Below are some records; give them all again exactly, but not the pictures.

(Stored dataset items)
-------

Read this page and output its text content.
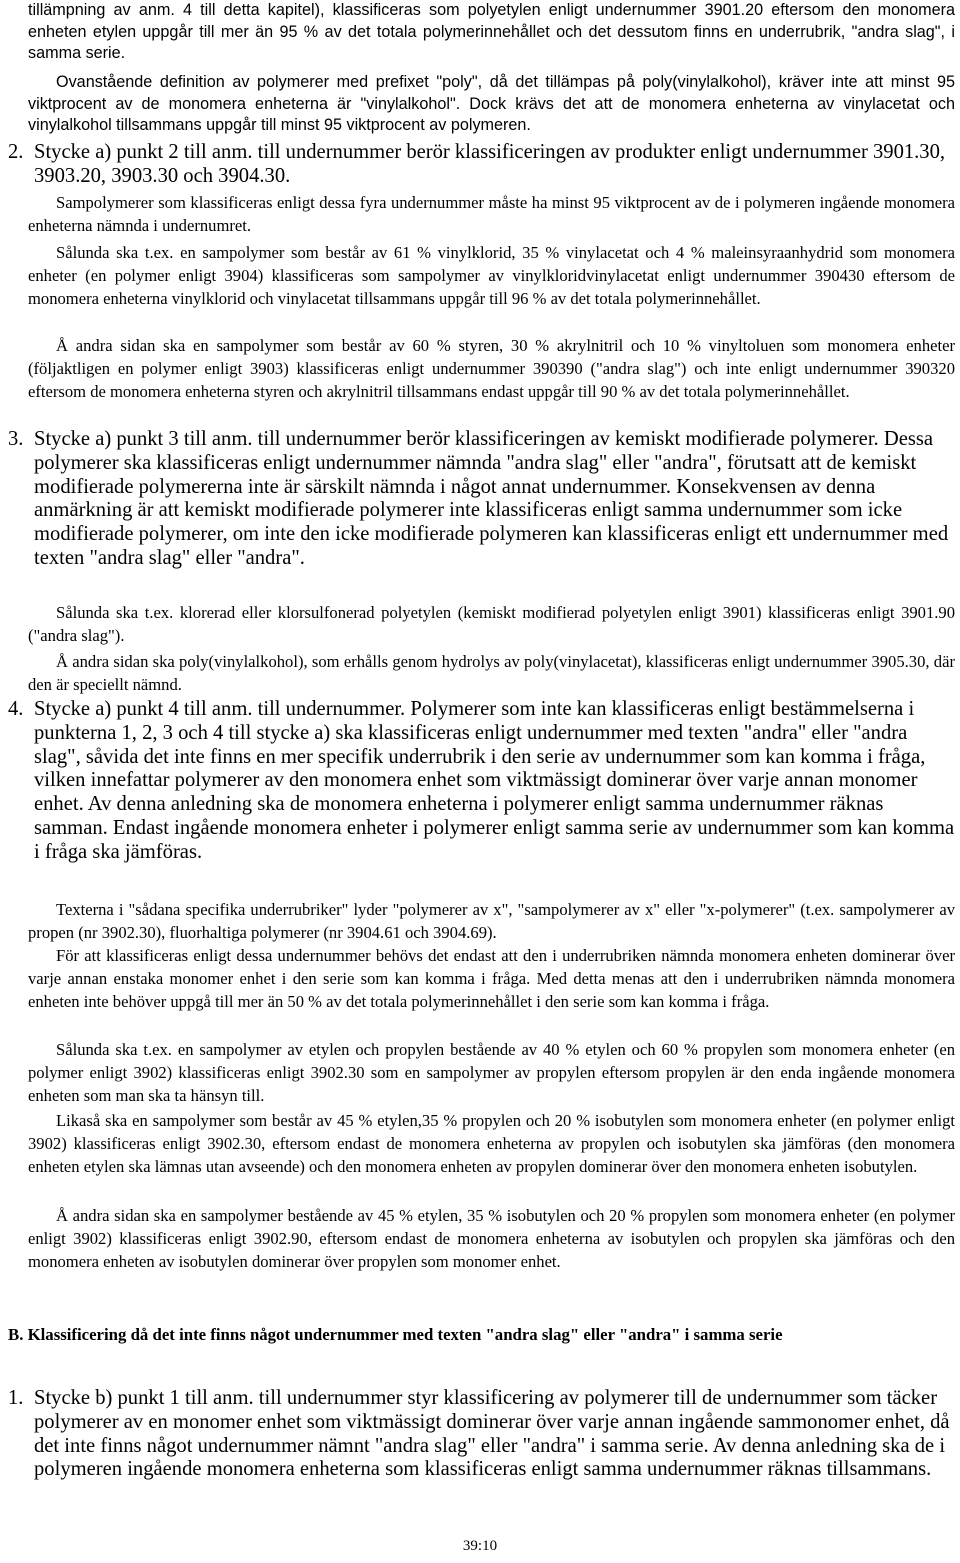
tillämpning av anm. 4 till detta kapitel), klassificeras som polyetylen enligt undernummer 3901.20 eftersom den monomera enheten etylen uppgår till mer än 95 % av det totala polymerinnehållet och det dessutom finns en underrubrik, "andra slag", i samma serie.

Ovanstående definition av polymerer med prefixet "poly", då det tillämpas på poly(vinylalkohol), kräver inte att minst 95 viktprocent av de monomera enheterna är "vinylalkohol". Dock krävs det att de monomera enheterna av vinylacetat och vinylalkohol tillsammans uppgår till minst 95 viktprocent av polymeren.

2. Stycke a) punkt 2 till anm. till undernummer berör klassificeringen av produkter enligt undernummer 3901.30, 3903.20, 3903.30 och 3904.30.

Sampolymerer som klassificeras enligt dessa fyra undernummer måste ha minst 95 viktprocent av de i polymeren ingående monomera enheterna nämnda i undernumret.

Sålunda ska t.ex. en sampolymer som består av 61 % vinylklorid, 35 % vinylacetat och 4 % maleinsyraanhydrid som monomera enheter (en polymer enligt 3904) klassificeras som sampolymer av vinylkloridvinylacetat enligt undernummer 390430 eftersom de monomera enheterna vinylklorid och vinylacetat tillsammans uppgår till 96 % av det totala polymerinnehållet.

Å andra sidan ska en sampolymer som består av 60 % styren, 30 % akrylnitril och 10 % vinyltoluen som monomera enheter (följaktligen en polymer enligt 3903) klassificeras enligt undernummer 390390 ("andra slag") och inte enligt undernummer 390320 eftersom de monomera enheterna styren och akrylnitril tillsammans endast uppgår till 90 % av det totala polymerinnehållet.

3. Stycke a) punkt 3 till anm. till undernummer berör klassificeringen av kemiskt modifierade polymerer. Dessa polymerer ska klassificeras enligt undernummer nämnda "andra slag" eller "andra", förutsatt att de kemiskt modifierade polymererna inte är särskilt nämnda i något annat undernummer. Konsekvensen av denna anmärkning är att kemiskt modifierade polymerer inte klassificeras enligt samma undernummer som icke modifierade polymerer, om inte den icke modifierade polymeren kan klassificeras enligt ett undernummer med texten "andra slag" eller "andra".

Sålunda ska t.ex. klorerad eller klorsulfonerad polyetylen (kemiskt modifierad polyetylen enligt 3901) klassificeras enligt 3901.90 ("andra slag").

Å andra sidan ska poly(vinylalkohol), som erhålls genom hydrolys av poly(vinylacetat), klassificeras enligt undernummer 3905.30, där den är speciellt nämnd.

4. Stycke a) punkt 4 till anm. till undernummer. Polymerer som inte kan klassificeras enligt bestämmelserna i punkterna 1, 2, 3 och 4 till stycke a) ska klassificeras enligt undernummer med texten "andra" eller "andra slag", såvida det inte finns en mer specifik underrubrik i den serie av undernummer som kan komma i fråga, vilken innefattar polymerer av den monomera enhet som viktmässigt dominerar över varje annan monomer enhet. Av denna anledning ska de monomera enheterna i polymerer enligt samma undernummer räknas samman. Endast ingående monomera enheter i polymerer enligt samma serie av undernummer som kan komma i fråga ska jämföras.

Texterna i "sådana specifika underrubriker" lyder "polymerer av x", "sampolymerer av x" eller "x-polymerer" (t.ex. sampolymerer av propen (nr 3902.30), fluorhaltiga polymerer (nr 3904.61 och 3904.69).

För att klassificeras enligt dessa undernummer behövs det endast att den i underrubriken nämnda monomera enheten dominerar över varje annan enstaka monomer enhet i den serie som kan komma i fråga. Med detta menas att den i underrubriken nämnda monomera enheten inte behöver uppgå till mer än 50 % av det totala polymerinnehållet i den serie som kan komma i fråga.

Sålunda ska t.ex. en sampolymer av etylen och propylen bestående av 40 % etylen och 60 % propylen som monomera enheter (en polymer enligt 3902) klassificeras enligt 3902.30 som en sampolymer av propylen eftersom propylen är den enda ingående monomera enheten som man ska ta hänsyn till.

Likaså ska en sampolymer som består av 45 % etylen,35 % propylen och 20 % isobutylen som monomera enheter (en polymer enligt 3902) klassificeras enligt 3902.30, eftersom endast de monomera enheterna av propylen och isobutylen ska jämföras (den monomera enheten etylen ska lämnas utan avseende) och den monomera enheten av propylen dominerar över den monomera enheten isobutylen.

Å andra sidan ska en sampolymer bestående av 45 % etylen, 35 % isobutylen och 20 % propylen som monomera enheter (en polymer enligt 3902) klassificeras enligt 3902.90, eftersom endast de monomera enheterna av isobutylen och propylen ska jämföras och den monomera enheten av isobutylen dominerar över propylen som monomer enhet.

B. Klassificering då det inte finns något undernummer med texten "andra slag" eller "andra" i samma serie

1. Stycke b) punkt 1 till anm. till undernummer styr klassificering av polymerer till de undernummer som täcker polymerer av en monomer enhet som viktmässigt dominerar över varje annan ingående sammonomer enhet, då det inte finns något undernummer nämnt "andra slag" eller "andra" i samma serie. Av denna anledning ska de i polymeren ingående monomera enheterna som klassificeras enligt samma undernummer räknas tillsammans.

39:10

-------

Solution for this exercise:
Read this page and output its text content.
tillämpning av anm. 4 till detta kapitel), klassificeras som polyetylen enligt undernummer 3901.20 eftersom den monomera enheten etylen uppgår till mer än 95 % av det totala polymerinnehållet och det dessutom finns en underrubrik, "andra slag", i samma serie.

Ovanstående definition av polymerer med prefixet "poly", då det tillämpas på poly(vinylalkohol), kräver inte att minst 95 viktprocent av de monomera enheterna är "vinylalkohol". Dock krävs det att de monomera enheterna av vinylacetat och vinylalkohol tillsammans uppgår till minst 95 viktprocent av polymeren.

2. Stycke a) punkt 2 till anm. till undernummer berör klassificeringen av produkter enligt undernummer 3901.30, 3903.20, 3903.30 och 3904.30.

Sampolymerer som klassificeras enligt dessa fyra undernummer måste ha minst 95 viktprocent av de i polymeren ingående monomera enheterna nämnda i undernumret.

Sålunda ska t.ex. en sampolymer som består av 61 % vinylklorid, 35 % vinylacetat och 4 % maleinsyraanhydrid som monomera enheter (en polymer enligt 3904) klassificeras som sampolymer av vinylkloridvinylacetat enligt undernummer 390430 eftersom de monomera enheterna vinylklorid och vinylacetat tillsammans uppgår till 96 % av det totala polymerinnehållet.

Å andra sidan ska en sampolymer som består av 60 % styren, 30 % akrylnitril och 10 % vinyltoluen som monomera enheter (följaktligen en polymer enligt 3903) klassificeras enligt undernummer 390390 ("andra slag") och inte enligt undernummer 390320 eftersom de monomera enheterna styren och akrylnitril tillsammans endast uppgår till 90 % av det totala polymerinnehållet.

3. Stycke a) punkt 3 till anm. till undernummer berör klassificeringen av kemiskt modifierade polymerer. Dessa polymerer ska klassificeras enligt undernummer nämnda "andra slag" eller "andra", förutsatt att de kemiskt modifierade polymererna inte är särskilt nämnda i något annat undernummer. Konsekvensen av denna anmärkning är att kemiskt modifierade polymerer inte klassificeras enligt samma undernummer som icke modifierade polymerer, om inte den icke modifierade polymeren kan klassificeras enligt ett undernummer med texten "andra slag" eller "andra".

Sålunda ska t.ex. klorerad eller klorsulfonerad polyetylen (kemiskt modifierad polyetylen enligt 3901) klassificeras enligt 3901.90 ("andra slag").

Å andra sidan ska poly(vinylalkohol), som erhålls genom hydrolys av poly(vinylacetat), klassificeras enligt undernummer 3905.30, där den är speciellt nämnd.

4. Stycke a) punkt 4 till anm. till undernummer. Polymerer som inte kan klassificeras enligt bestämmelserna i punkterna 1, 2, 3 och 4 till stycke a) ska klassificeras enligt undernummer med texten "andra" eller "andra slag", såvida det inte finns en mer specifik underrubrik i den serie av undernummer som kan komma i fråga, vilken innefattar polymerer av den monomera enhet som viktmässigt dominerar över varje annan monomer enhet. Av denna anledning ska de monomera enheterna i polymerer enligt samma undernummer räknas samman. Endast ingående monomera enheter i polymerer enligt samma serie av undernummer som kan komma i fråga ska jämföras.

Texterna i "sådana specifika underrubriker" lyder "polymerer av x", "sampolymerer av x" eller "x-polymerer" (t.ex. sampolymerer av propen (nr 3902.30), fluorhaltiga polymerer (nr 3904.61 och 3904.69).

För att klassificeras enligt dessa undernummer behövs det endast att den i underrubriken nämnda monomera enheten dominerar över varje annan enstaka monomer enhet i den serie som kan komma i fråga. Med detta menas att den i underrubriken nämnda monomera enheten inte behöver uppgå till mer än 50 % av det totala polymerinnehållet i den serie som kan komma i fråga.

Sålunda ska t.ex. en sampolymer av etylen och propylen bestående av 40 % etylen och 60 % propylen som monomera enheter (en polymer enligt 3902) klassificeras enligt 3902.30 som en sampolymer av propylen eftersom propylen är den enda ingående monomera enheten som man ska ta hänsyn till.

Likaså ska en sampolymer som består av 45 % etylen,35 % propylen och 20 % isobutylen som monomera enheter (en polymer enligt 3902) klassificeras enligt 3902.30, eftersom endast de monomera enheterna av propylen och isobutylen ska jämföras (den monomera enheten etylen ska lämnas utan avseende) och den monomera enheten av propylen dominerar över den monomera enheten isobutylen.

Å andra sidan ska en sampolymer bestående av 45 % etylen, 35 % isobutylen och 20 % propylen som monomera enheter (en polymer enligt 3902) klassificeras enligt 3902.90, eftersom endast de monomera enheterna av isobutylen och propylen ska jämföras och den monomera enheten av isobutylen dominerar över propylen som monomer enhet.

B. Klassificering då det inte finns något undernummer med texten "andra slag" eller "andra" i samma serie

1. Stycke b) punkt 1 till anm. till undernummer styr klassificering av polymerer till de undernummer som täcker polymerer av en monomer enhet som viktmässigt dominerar över varje annan ingående sammonomer enhet, då det inte finns något undernummer nämnt "andra slag" eller "andra" i samma serie. Av denna anledning ska de i polymeren ingående monomera enheterna som klassificeras enligt samma undernummer räknas tillsammans.

39:10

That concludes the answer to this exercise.